Aim =
Gather up the lines that contain "Interpolation".

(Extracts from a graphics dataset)
[start]
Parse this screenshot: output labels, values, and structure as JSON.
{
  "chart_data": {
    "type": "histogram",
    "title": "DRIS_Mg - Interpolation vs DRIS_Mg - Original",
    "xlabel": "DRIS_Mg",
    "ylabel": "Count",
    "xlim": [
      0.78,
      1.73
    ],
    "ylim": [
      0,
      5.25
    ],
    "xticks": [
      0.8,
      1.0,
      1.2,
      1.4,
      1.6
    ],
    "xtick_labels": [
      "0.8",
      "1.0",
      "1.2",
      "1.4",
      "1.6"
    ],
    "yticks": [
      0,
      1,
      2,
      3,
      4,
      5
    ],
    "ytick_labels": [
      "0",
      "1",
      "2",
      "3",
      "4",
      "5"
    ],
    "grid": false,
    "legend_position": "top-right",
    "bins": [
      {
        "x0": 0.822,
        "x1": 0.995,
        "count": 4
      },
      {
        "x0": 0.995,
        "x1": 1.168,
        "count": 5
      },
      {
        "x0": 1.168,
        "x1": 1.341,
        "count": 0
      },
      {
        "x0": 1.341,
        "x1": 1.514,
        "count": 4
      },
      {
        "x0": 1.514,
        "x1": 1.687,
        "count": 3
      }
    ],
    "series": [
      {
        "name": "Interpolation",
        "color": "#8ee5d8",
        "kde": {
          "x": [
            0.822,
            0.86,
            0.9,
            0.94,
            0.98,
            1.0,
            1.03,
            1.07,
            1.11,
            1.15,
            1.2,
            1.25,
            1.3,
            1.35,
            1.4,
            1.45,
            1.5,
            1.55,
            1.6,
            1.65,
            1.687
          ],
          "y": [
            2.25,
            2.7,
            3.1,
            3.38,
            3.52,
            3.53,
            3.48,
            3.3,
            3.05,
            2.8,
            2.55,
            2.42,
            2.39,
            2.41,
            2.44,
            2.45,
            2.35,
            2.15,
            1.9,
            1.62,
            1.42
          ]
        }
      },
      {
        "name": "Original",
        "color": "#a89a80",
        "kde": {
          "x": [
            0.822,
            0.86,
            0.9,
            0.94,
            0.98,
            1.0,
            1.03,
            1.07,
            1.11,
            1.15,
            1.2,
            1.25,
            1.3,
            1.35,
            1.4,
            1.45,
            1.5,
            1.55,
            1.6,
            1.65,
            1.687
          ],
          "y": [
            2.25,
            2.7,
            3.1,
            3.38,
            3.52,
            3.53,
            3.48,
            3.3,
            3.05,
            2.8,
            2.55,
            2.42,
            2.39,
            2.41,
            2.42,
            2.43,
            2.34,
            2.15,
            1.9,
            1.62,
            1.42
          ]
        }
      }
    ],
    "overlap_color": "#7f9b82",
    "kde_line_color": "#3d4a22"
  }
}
[end]
The solution =
    "title": "DRIS_Mg - Interpolation vs DRIS_Mg - Original",
        "name": "Interpolation",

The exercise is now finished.